Information supplied =>

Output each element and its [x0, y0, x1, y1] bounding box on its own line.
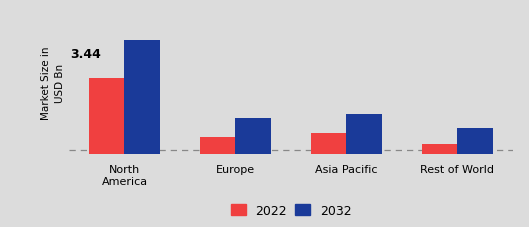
- Text: 3.44: 3.44: [70, 48, 101, 61]
- Legend: 2022, 2032: 2022, 2032: [231, 204, 351, 217]
- Bar: [89, 79, 124, 196]
- Bar: [124, 41, 160, 196]
- Bar: [458, 128, 493, 196]
- Bar: [235, 118, 271, 196]
- Bar: [311, 134, 346, 196]
- Bar: [200, 137, 235, 196]
- Bar: [346, 115, 382, 196]
- Y-axis label: Market Size in
USD Bn: Market Size in USD Bn: [41, 46, 65, 119]
- Bar: [422, 144, 458, 196]
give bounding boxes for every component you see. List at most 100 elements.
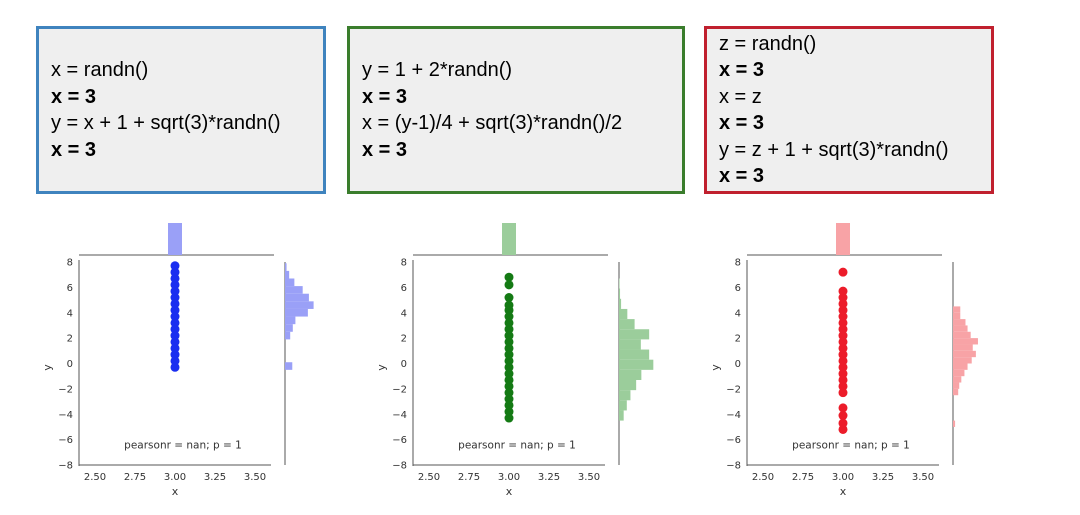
joint-plot-3-svg: 8 6 4 2 0 −2 −4 −6 −8 2.50 2.75 3.00 3.25 3.50 x y pears… [709, 223, 978, 498]
right-marginal-bar [953, 420, 956, 427]
right-marginal-bar [953, 344, 973, 351]
scatter-point [504, 407, 514, 417]
scatter-point [838, 343, 848, 353]
scatter-point [838, 331, 848, 341]
code-line: x = 3 [719, 59, 765, 81]
code-line: x = 3 [362, 138, 408, 161]
joint-plot-2-svg: 8 6 4 2 0 −2 −4 −6 −8 2.50 2.75 3.00 3.25 3.50 x y pears… [375, 223, 654, 498]
right-marginal-bar [285, 308, 308, 317]
scatter-point [504, 312, 514, 322]
scatter-point [170, 324, 180, 334]
right-marginal-bar [619, 349, 650, 360]
code-panel-1: x = randn() x = 3 y = x + 1 + sqrt(3)*rand… [36, 26, 326, 194]
pearson-annotation: pearsonr = nan; p = 1 [458, 440, 576, 452]
scatter-point [170, 343, 180, 353]
scatter-point [504, 343, 514, 353]
x-tick-label: 2.50 [84, 472, 106, 483]
y-tick-label: 2 [401, 334, 407, 345]
scatter-point [504, 375, 514, 385]
scatter-point [838, 418, 848, 428]
right-marginal-bar [285, 278, 295, 287]
right-marginal-bar [285, 316, 296, 325]
code-line: x = 3 [362, 85, 408, 108]
scatter-point [838, 381, 848, 391]
scatter-point [504, 413, 514, 423]
x-tick-label: 3.00 [498, 472, 520, 483]
y-tick-label: 4 [67, 308, 73, 319]
x-axis-label: x [172, 485, 179, 498]
scatter-point [170, 337, 180, 347]
right-marginal-bar [285, 301, 314, 309]
y-tick-label: 8 [67, 258, 73, 269]
y-tick-label: −2 [392, 384, 407, 395]
scatter-point [170, 305, 180, 315]
scatter-point [838, 318, 848, 328]
right-marginal-bar [953, 350, 976, 358]
right-marginal-bar [619, 400, 627, 411]
scatter-point [170, 273, 180, 283]
scatter-point [838, 312, 848, 322]
scatter-point [170, 299, 180, 309]
code-line: x = randn() [51, 59, 149, 81]
x-tick-label: 3.50 [578, 472, 600, 483]
scatter-point [170, 261, 180, 271]
right-marginal-bar [619, 369, 642, 380]
right-marginal-bar [285, 331, 291, 340]
x-tick-label: 2.75 [458, 472, 480, 483]
scatter-point [838, 375, 848, 385]
scatter-point [838, 369, 848, 379]
right-marginal-bar [285, 324, 293, 332]
code-line: x = (y-1)/4 + sqrt(3)*randn()/2 [362, 112, 623, 134]
top-marginal-bar [502, 223, 516, 255]
x-tick-label: 2.50 [418, 472, 440, 483]
y-tick-label: 8 [401, 258, 407, 269]
joint-plot-3: 8 6 4 2 0 −2 −4 −6 −8 2.50 2.75 3.00 3.25 3.50 x y pears… [703, 215, 1003, 515]
right-marginal-bar [619, 410, 624, 421]
code-line: x = 3 [719, 165, 765, 187]
y-tick-label: −2 [58, 384, 73, 395]
right-marginal-bar [619, 359, 654, 370]
x-tick-label: 3.25 [204, 472, 226, 483]
pearson-annotation: pearsonr = nan; p = 1 [124, 440, 242, 452]
code-line: x = 3 [51, 85, 97, 108]
x-tick-label: 3.25 [872, 472, 894, 483]
y-tick-label: 0 [735, 359, 741, 370]
scatter-point [838, 388, 848, 398]
x-tick-label: 3.50 [912, 472, 934, 483]
x-tick-label: 3.25 [538, 472, 560, 483]
x-tick-label: 3.00 [164, 472, 186, 483]
right-marginal-bar [619, 329, 650, 340]
x-axis-label: x [840, 485, 847, 498]
scatter-point [504, 272, 514, 282]
scatter-point [504, 280, 514, 290]
y-tick-label: 6 [735, 283, 741, 294]
y-tick-label: 2 [67, 334, 73, 345]
x-tick-label: 2.75 [124, 472, 146, 483]
scatter-point [838, 403, 848, 413]
scatter-point [504, 381, 514, 391]
scatter-point [504, 331, 514, 341]
x-tick-label: 2.75 [792, 472, 814, 483]
right-marginal-bar [619, 390, 631, 401]
scatter-point [838, 424, 848, 434]
scatter-point [838, 267, 848, 277]
y-tick-label: 2 [735, 334, 741, 345]
scatter-point [170, 356, 180, 366]
scatter-point [838, 362, 848, 372]
x-axis-label: x [506, 485, 513, 498]
y-tick-label: 4 [735, 308, 741, 319]
scatter-point [838, 337, 848, 347]
top-marginal-bar [836, 223, 850, 255]
scatter-point [170, 350, 180, 360]
right-marginal-bar [953, 306, 961, 313]
right-marginal-bar [953, 382, 960, 389]
pearson-annotation: pearsonr = nan; p = 1 [792, 440, 910, 452]
code-line: x = 3 [51, 138, 97, 161]
y-tick-label: −4 [392, 410, 407, 421]
scatter-point [504, 350, 514, 360]
right-marginal-bar [953, 357, 972, 364]
scatter-point [504, 356, 514, 366]
scatter-point [504, 293, 514, 303]
scatter-point [504, 400, 514, 410]
scatter-point [170, 267, 180, 277]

Given exercise => Copy every item above word for word, omitting the pictures.

Expected answer =>
Output each element and its [x0, y0, x1, y1] bounding box on its own line.
- Text: 3.44: 3.44: [70, 48, 101, 61]
- Legend: 2022, 2032: 2022, 2032: [231, 204, 351, 217]
- Bar: [89, 79, 124, 196]
- Bar: [124, 41, 160, 196]
- Bar: [458, 128, 493, 196]
- Bar: [235, 118, 271, 196]
- Bar: [311, 134, 346, 196]
- Bar: [200, 137, 235, 196]
- Bar: [346, 115, 382, 196]
- Y-axis label: Market Size in
USD Bn: Market Size in USD Bn: [41, 46, 65, 119]
- Bar: [422, 144, 458, 196]
give bounding boxes for every component you see. List at most 100 elements.
joint-plot-3-svg: 8 6 4 2 0 −2 −4 −6 −8 2.50 2.75 3.00 3.25 3.50 x y pears… [709, 223, 978, 498]
right-marginal-bar [953, 420, 956, 427]
right-marginal-bar [953, 344, 973, 351]
scatter-point [504, 407, 514, 417]
scatter-point [838, 343, 848, 353]
scatter-point [838, 331, 848, 341]
code-line: x = 3 [719, 59, 765, 81]
code-line: x = 3 [362, 138, 408, 161]
joint-plot-2-svg: 8 6 4 2 0 −2 −4 −6 −8 2.50 2.75 3.00 3.25 3.50 x y pears… [375, 223, 654, 498]
right-marginal-bar [285, 308, 308, 317]
scatter-point [504, 312, 514, 322]
scatter-point [170, 324, 180, 334]
right-marginal-bar [619, 349, 650, 360]
code-panel-1: x = randn() x = 3 y = x + 1 + sqrt(3)*rand… [36, 26, 326, 194]
pearson-annotation: pearsonr = nan; p = 1 [458, 440, 576, 452]
scatter-point [170, 343, 180, 353]
scatter-point [504, 343, 514, 353]
x-tick-label: 2.50 [84, 472, 106, 483]
y-tick-label: 2 [401, 334, 407, 345]
scatter-point [504, 375, 514, 385]
scatter-point [838, 418, 848, 428]
right-marginal-bar [285, 278, 295, 287]
right-marginal-bar [285, 316, 296, 325]
code-line: x = 3 [362, 85, 408, 108]
scatter-point [838, 381, 848, 391]
scatter-point [504, 413, 514, 423]
x-tick-label: 3.00 [498, 472, 520, 483]
y-tick-label: 4 [67, 308, 73, 319]
x-axis-label: x [172, 485, 179, 498]
scatter-point [170, 337, 180, 347]
right-marginal-bar [285, 301, 314, 309]
y-tick-label: 8 [67, 258, 73, 269]
y-tick-label: −2 [392, 384, 407, 395]
scatter-point [170, 305, 180, 315]
scatter-point [838, 318, 848, 328]
right-marginal-bar [953, 350, 976, 358]
right-marginal-bar [619, 400, 627, 411]
scatter-point [170, 273, 180, 283]
scatter-point [838, 312, 848, 322]
scatter-point [170, 299, 180, 309]
code-line: x = randn() [51, 59, 149, 81]
x-tick-label: 3.50 [578, 472, 600, 483]
scatter-point [170, 261, 180, 271]
right-marginal-bar [619, 369, 642, 380]
right-marginal-bar [285, 331, 291, 340]
x-tick-label: 2.75 [458, 472, 480, 483]
scatter-point [838, 375, 848, 385]
scatter-point [838, 369, 848, 379]
right-marginal-bar [285, 324, 293, 332]
code-line: x = (y-1)/4 + sqrt(3)*randn()/2 [362, 112, 623, 134]
top-marginal-bar [502, 223, 516, 255]
x-tick-label: 2.50 [418, 472, 440, 483]
y-tick-label: 8 [401, 258, 407, 269]
joint-plot-3: 8 6 4 2 0 −2 −4 −6 −8 2.50 2.75 3.00 3.25 3.50 x y pears… [703, 215, 1003, 515]
right-marginal-bar [619, 410, 624, 421]
code-line: x = 3 [719, 165, 765, 187]
y-tick-label: −2 [58, 384, 73, 395]
right-marginal-bar [619, 359, 654, 370]
x-tick-label: 3.25 [204, 472, 226, 483]
pearson-annotation: pearsonr = nan; p = 1 [124, 440, 242, 452]
code-line: x = 3 [51, 85, 97, 108]
x-tick-label: 3.25 [872, 472, 894, 483]
y-tick-label: 0 [735, 359, 741, 370]
scatter-point [838, 388, 848, 398]
x-tick-label: 3.50 [912, 472, 934, 483]
x-tick-label: 3.25 [538, 472, 560, 483]
x-tick-label: 3.00 [164, 472, 186, 483]
right-marginal-bar [619, 329, 650, 340]
x-axis-label: x [840, 485, 847, 498]
scatter-point [504, 272, 514, 282]
scatter-point [504, 280, 514, 290]
y-tick-label: 6 [735, 283, 741, 294]
y-tick-label: 2 [67, 334, 73, 345]
x-tick-label: 2.75 [124, 472, 146, 483]
scatter-point [838, 403, 848, 413]
scatter-point [504, 381, 514, 391]
scatter-point [504, 331, 514, 341]
x-tick-label: 2.75 [792, 472, 814, 483]
right-marginal-bar [619, 390, 631, 401]
scatter-point [838, 424, 848, 434]
scatter-point [838, 267, 848, 277]
y-tick-label: 2 [735, 334, 741, 345]
scatter-point [170, 356, 180, 366]
scatter-point [838, 362, 848, 372]
x-axis-label: x [506, 485, 513, 498]
y-tick-label: 4 [735, 308, 741, 319]
scatter-point [838, 337, 848, 347]
top-marginal-bar [836, 223, 850, 255]
scatter-point [170, 350, 180, 360]
right-marginal-bar [953, 306, 961, 313]
right-marginal-bar [953, 382, 960, 389]
pearson-annotation: pearsonr = nan; p = 1 [792, 440, 910, 452]
code-line: x = 3 [51, 138, 97, 161]
y-tick-label: −4 [392, 410, 407, 421]
scatter-point [504, 350, 514, 360]
right-marginal-bar [953, 357, 972, 364]
scatter-point [504, 356, 514, 366]
scatter-point [504, 293, 514, 303]
scatter-point [504, 400, 514, 410]
scatter-point [170, 267, 180, 277]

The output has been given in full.